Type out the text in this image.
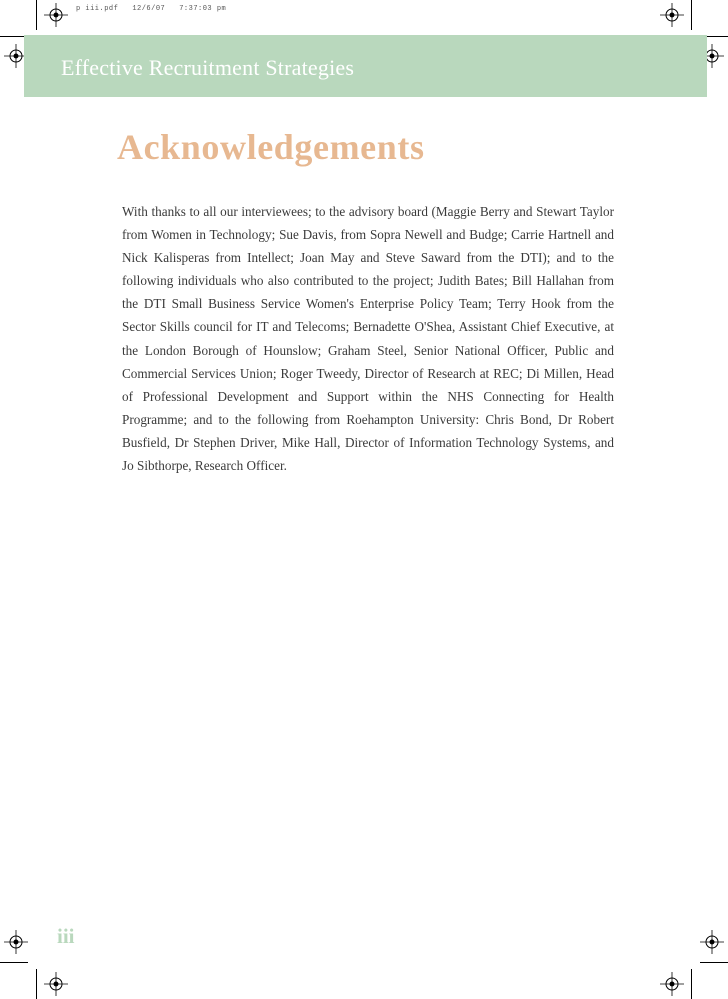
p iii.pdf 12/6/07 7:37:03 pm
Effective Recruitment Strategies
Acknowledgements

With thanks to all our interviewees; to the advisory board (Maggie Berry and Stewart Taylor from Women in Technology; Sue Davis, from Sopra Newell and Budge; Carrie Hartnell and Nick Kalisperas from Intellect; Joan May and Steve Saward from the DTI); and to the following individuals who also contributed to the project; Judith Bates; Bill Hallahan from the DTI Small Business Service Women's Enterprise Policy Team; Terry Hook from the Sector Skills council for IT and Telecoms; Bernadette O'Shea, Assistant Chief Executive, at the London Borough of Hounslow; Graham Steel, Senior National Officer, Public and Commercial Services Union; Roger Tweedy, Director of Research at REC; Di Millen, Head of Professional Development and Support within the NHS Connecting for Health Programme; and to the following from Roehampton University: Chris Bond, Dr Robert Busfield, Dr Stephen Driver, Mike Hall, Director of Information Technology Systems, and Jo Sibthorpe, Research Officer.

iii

━━━━━━━━━━

Written request
Make a verbatim copy of all the entries and strip out the pictures.

Worked answer
Type out the text in this image.
p iii.pdf 12/6/07 7:37:03 pm
Effective Recruitment Strategies
Acknowledgements

With thanks to all our interviewees; to the advisory board (Maggie Berry and Stewart Taylor from Women in Technology; Sue Davis, from Sopra Newell and Budge; Carrie Hartnell and Nick Kalisperas from Intellect; Joan May and Steve Saward from the DTI); and to the following individuals who also contributed to the project; Judith Bates; Bill Hallahan from the DTI Small Business Service Women's Enterprise Policy Team; Terry Hook from the Sector Skills council for IT and Telecoms; Bernadette O'Shea, Assistant Chief Executive, at the London Borough of Hounslow; Graham Steel, Senior National Officer, Public and Commercial Services Union; Roger Tweedy, Director of Research at REC; Di Millen, Head of Professional Development and Support within the NHS Connecting for Health Programme; and to the following from Roehampton University: Chris Bond, Dr Robert Busfield, Dr Stephen Driver, Mike Hall, Director of Information Technology Systems, and Jo Sibthorpe, Research Officer.

iii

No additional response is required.